• **PROBLEM**:
Copy out every line in the entries below that includes "Read".

+ + + +

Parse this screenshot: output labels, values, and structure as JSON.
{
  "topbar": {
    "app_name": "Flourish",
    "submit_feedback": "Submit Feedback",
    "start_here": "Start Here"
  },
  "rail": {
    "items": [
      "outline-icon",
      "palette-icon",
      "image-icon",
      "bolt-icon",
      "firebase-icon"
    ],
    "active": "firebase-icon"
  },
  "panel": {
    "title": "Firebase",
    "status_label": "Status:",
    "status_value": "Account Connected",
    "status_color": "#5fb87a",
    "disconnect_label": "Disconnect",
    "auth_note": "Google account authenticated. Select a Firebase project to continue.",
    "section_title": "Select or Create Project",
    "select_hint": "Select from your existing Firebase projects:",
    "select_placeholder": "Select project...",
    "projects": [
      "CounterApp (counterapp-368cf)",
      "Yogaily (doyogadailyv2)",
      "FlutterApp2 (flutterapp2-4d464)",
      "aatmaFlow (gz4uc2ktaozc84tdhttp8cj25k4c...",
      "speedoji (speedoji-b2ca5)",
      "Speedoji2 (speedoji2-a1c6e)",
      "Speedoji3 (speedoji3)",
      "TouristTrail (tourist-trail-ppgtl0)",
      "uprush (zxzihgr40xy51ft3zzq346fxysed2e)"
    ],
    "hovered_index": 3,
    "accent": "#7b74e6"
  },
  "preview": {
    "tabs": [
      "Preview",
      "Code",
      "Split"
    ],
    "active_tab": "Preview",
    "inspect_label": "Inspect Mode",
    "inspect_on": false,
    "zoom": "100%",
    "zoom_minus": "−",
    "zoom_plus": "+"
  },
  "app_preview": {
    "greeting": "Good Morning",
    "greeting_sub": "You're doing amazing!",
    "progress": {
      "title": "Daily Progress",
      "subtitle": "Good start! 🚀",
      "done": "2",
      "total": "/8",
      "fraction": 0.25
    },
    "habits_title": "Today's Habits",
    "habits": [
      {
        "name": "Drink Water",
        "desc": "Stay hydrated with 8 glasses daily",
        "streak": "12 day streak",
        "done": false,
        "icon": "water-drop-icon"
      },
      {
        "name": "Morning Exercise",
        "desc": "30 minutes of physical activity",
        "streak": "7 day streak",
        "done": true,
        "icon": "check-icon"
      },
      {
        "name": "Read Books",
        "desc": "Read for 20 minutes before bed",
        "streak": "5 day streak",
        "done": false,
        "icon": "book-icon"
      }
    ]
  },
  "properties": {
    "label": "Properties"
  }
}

+ + + +

• **RESULT OF THIS EXERCISE**:
        "name": "Read Books",
        "desc": "Read for 20 minutes before bed",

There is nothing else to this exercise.